▶ Text to read:
────

For decades, researchers assumed the cosmic rays that regularly bombard Earth from the far reaches of the galaxy are born when stars go supernova — when they grow too massive to support the fusion occurring at their cores and explode.

Those gigantic explosions do indeed propel atomic particles at the speed of light great distances. However, new research suggests even supernovae — capable of devouring entire solar systems — are not strong enough to imbue particles with the sustained energies needed to reach petaelectronvolts (PeVs), the amount of kinetic energy attained by very high-energy cosmic rays.

And yet cosmic rays have been observed striking Earth’s atmosphere at exactly those velocities, their passage marked, for example, by the detection tanks at the High-Altitude Water Cherenkov (HAWC) observatory near Puebla, Mexico. Instead of supernovae, the researchers posit that star clusters like the Cygnus Cocoon serve as PeVatrons — PeV accelerators — capable of moving particles across the galaxy at such high energy rates.

────

▶ Given material:

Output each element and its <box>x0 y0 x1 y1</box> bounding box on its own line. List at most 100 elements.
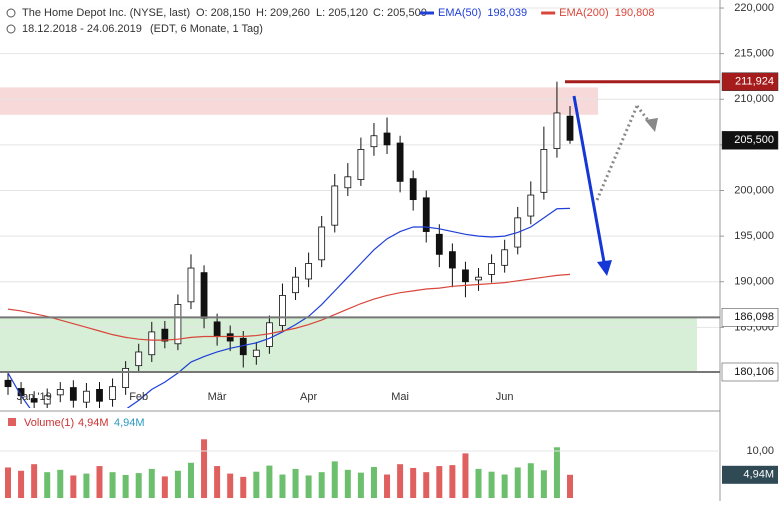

────

▶ Directives:
1. According to the cosmic ray passage, where is the HAWC observatory located?
2. Rewrite everything in the cosmic ray passage from "And yet cosmic" down to "high energy rates.", swapping "observatory" for "facility".
The lines are not needed for any of this.

▶ Answers for the exercise:
1. It is near Puebla, Mexico.

2.
And yet cosmic rays have been observed striking Earth’s atmosphere at exactly those velocities, their passage marked, for example, by the detection tanks at the High-Altitude Water Cherenkov (HAWC) facility near Puebla, Mexico. Instead of supernovae, the researchers posit that star clusters like the Cygnus Cocoon serve as PeVatrons — PeV accelerators — capable of moving particles across the galaxy at such high energy rates.